*INSTRUCTIONS TO FOLLOW*. Among the following entries, count the lines that contain "localhost" and report only the result.

*ENTRIES*.
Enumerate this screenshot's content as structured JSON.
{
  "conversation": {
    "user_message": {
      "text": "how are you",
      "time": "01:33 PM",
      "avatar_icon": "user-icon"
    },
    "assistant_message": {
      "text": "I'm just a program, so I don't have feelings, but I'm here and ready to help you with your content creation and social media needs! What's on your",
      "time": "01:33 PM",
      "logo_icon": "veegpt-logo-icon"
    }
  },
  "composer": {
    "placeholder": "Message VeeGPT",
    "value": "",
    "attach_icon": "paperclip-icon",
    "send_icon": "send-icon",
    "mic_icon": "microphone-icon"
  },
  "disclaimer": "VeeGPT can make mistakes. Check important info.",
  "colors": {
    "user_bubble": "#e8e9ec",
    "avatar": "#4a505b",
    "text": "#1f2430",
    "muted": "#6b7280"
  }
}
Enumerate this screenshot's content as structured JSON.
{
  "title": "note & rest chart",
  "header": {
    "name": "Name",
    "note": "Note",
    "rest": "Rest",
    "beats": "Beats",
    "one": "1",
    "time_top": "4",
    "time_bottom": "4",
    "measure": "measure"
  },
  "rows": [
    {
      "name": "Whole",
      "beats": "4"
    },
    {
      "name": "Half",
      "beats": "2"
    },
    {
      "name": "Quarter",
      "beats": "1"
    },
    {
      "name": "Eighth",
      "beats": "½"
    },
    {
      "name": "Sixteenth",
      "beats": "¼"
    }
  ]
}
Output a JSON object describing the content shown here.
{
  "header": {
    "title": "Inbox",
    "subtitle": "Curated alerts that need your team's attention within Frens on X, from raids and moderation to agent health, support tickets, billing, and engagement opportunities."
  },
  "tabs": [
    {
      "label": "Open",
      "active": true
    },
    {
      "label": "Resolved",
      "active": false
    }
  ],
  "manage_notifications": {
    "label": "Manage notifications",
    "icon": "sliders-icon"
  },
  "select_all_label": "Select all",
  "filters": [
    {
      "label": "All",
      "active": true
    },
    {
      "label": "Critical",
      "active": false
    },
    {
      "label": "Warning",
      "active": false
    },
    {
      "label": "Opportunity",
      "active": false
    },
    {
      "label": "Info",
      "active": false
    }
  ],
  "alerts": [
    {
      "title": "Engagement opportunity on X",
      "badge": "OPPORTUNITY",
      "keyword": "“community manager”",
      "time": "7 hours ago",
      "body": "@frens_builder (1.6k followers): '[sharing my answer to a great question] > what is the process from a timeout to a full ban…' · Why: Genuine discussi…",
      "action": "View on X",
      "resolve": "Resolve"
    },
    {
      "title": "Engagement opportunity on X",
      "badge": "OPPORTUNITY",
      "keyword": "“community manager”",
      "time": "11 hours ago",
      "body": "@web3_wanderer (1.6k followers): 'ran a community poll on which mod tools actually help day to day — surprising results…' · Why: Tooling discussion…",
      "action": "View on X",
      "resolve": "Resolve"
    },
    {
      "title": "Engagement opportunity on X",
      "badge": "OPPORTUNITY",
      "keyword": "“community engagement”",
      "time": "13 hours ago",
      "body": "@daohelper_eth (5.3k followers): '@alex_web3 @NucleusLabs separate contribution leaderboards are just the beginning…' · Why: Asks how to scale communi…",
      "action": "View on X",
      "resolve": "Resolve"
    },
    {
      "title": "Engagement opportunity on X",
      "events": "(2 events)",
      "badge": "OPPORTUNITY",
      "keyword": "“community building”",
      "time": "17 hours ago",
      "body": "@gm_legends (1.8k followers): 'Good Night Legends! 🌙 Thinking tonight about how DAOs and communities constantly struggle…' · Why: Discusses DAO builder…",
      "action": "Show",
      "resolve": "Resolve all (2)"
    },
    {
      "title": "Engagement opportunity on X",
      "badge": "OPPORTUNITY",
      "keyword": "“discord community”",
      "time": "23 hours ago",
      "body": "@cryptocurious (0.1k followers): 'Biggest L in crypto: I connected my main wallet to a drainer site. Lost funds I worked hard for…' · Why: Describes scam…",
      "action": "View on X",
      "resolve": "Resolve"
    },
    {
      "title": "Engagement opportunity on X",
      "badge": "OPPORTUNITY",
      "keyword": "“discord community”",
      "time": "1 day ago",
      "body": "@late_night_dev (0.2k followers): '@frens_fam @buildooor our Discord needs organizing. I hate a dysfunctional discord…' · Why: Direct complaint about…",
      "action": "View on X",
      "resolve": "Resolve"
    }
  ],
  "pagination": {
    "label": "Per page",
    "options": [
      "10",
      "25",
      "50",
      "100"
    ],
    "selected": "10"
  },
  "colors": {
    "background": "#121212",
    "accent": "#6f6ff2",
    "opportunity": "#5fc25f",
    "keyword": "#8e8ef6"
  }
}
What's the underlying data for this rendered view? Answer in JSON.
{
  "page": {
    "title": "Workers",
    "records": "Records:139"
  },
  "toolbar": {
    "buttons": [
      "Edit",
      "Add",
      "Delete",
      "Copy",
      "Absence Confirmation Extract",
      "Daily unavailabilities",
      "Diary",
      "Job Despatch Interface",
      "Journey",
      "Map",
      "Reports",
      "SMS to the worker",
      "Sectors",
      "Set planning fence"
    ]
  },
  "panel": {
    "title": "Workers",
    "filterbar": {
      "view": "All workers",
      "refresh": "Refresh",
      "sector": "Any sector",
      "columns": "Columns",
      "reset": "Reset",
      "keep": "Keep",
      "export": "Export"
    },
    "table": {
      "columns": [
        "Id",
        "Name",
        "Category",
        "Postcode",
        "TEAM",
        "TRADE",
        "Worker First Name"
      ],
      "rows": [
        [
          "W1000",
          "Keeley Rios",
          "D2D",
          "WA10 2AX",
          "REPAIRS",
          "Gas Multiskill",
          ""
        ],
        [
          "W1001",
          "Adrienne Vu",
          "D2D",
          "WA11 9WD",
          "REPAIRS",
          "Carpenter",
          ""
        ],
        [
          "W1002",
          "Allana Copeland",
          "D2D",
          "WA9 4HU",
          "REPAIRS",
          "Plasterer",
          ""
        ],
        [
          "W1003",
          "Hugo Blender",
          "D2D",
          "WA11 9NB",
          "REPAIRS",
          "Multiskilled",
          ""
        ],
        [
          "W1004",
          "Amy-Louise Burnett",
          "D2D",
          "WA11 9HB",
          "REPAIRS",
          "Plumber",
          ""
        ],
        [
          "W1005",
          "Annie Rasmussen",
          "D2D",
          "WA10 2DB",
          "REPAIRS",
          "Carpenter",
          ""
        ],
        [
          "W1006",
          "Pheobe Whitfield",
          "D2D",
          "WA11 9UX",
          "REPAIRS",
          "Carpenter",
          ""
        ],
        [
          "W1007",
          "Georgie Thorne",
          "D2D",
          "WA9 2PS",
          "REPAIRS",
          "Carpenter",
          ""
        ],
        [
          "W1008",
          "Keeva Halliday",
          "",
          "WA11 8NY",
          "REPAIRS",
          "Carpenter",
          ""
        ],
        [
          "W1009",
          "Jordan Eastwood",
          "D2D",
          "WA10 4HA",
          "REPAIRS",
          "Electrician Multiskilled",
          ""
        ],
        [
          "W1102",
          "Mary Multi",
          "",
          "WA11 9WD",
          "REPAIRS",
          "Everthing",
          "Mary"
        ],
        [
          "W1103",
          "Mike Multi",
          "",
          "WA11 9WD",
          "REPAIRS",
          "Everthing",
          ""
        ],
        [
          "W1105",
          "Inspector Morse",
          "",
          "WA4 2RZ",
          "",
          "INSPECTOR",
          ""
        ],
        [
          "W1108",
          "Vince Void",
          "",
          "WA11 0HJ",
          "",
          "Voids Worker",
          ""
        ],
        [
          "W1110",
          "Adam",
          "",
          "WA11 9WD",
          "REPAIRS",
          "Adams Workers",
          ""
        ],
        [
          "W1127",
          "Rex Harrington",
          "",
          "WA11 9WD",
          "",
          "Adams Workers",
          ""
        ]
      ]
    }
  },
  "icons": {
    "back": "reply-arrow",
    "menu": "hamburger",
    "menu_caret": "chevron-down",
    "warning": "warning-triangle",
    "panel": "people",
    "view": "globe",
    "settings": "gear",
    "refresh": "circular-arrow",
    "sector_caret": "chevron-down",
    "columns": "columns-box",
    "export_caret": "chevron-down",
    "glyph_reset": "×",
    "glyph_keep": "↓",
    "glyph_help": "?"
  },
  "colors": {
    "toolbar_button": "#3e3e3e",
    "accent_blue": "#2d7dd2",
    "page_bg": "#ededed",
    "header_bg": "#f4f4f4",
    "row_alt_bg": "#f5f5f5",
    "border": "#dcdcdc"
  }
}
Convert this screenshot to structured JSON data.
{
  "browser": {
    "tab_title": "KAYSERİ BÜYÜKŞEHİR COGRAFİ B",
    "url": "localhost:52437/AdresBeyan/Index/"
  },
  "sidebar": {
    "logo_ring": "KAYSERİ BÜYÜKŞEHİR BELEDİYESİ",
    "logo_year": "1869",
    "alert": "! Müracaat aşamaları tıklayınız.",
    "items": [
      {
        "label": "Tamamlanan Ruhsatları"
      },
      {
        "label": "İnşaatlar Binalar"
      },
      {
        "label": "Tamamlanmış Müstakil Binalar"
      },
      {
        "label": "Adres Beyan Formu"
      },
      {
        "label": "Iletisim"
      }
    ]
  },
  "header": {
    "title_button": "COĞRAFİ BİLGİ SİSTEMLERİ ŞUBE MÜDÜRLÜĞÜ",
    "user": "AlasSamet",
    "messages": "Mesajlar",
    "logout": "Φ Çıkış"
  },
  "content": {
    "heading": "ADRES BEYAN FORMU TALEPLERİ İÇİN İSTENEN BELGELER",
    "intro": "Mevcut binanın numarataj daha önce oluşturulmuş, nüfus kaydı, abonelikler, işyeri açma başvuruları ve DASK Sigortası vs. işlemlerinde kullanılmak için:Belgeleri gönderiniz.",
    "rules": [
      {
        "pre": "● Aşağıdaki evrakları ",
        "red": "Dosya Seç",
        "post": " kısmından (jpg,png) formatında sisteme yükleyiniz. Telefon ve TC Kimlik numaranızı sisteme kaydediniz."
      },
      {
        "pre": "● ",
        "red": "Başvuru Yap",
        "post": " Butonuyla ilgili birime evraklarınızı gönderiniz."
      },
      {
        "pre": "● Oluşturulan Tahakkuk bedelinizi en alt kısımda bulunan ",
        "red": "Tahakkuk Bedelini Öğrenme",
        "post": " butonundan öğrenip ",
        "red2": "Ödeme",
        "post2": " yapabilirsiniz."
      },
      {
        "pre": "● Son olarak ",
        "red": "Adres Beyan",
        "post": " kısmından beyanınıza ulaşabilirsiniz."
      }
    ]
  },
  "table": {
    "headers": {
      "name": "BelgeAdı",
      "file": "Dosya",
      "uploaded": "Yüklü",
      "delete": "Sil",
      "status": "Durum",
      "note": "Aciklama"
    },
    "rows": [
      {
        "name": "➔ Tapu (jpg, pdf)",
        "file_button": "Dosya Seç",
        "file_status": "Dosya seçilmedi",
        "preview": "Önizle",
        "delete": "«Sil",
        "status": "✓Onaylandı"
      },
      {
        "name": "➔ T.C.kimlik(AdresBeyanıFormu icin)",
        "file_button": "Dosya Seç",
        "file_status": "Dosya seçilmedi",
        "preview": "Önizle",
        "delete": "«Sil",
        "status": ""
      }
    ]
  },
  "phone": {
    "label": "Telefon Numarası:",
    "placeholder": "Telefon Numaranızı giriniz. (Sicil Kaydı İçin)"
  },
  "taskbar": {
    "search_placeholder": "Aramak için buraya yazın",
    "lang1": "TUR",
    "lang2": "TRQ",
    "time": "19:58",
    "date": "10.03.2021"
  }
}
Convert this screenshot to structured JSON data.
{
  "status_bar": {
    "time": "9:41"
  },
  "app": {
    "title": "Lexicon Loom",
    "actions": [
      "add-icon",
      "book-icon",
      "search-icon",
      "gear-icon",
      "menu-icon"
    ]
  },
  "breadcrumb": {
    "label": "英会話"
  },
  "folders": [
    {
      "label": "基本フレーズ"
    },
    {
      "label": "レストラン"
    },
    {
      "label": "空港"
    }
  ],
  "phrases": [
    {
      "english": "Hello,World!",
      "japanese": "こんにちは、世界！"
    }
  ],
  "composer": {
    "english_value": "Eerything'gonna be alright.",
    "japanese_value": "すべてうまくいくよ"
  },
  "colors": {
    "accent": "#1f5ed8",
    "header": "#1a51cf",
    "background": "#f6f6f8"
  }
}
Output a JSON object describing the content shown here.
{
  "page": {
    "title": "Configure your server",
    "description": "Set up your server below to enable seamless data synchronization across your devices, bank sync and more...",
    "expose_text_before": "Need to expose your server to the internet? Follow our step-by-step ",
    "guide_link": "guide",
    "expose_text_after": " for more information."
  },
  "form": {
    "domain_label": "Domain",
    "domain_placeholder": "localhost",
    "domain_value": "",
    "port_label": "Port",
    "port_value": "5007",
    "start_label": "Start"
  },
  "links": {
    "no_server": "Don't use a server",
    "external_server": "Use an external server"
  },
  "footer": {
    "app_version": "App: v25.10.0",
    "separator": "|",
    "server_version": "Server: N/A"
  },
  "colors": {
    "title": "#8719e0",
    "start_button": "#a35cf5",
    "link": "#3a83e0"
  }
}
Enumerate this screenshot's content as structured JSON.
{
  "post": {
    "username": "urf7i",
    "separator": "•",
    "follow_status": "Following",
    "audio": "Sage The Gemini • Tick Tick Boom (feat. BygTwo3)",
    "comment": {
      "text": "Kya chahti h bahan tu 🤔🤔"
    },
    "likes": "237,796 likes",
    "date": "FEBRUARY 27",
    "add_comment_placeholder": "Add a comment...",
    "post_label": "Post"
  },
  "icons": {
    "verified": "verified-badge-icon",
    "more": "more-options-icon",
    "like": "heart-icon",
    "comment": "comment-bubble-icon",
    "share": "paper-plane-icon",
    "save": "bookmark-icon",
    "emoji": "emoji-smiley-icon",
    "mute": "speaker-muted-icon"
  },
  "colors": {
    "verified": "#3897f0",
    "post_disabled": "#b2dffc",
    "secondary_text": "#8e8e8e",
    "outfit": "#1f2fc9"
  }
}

*RIGHT ANSWER*. 2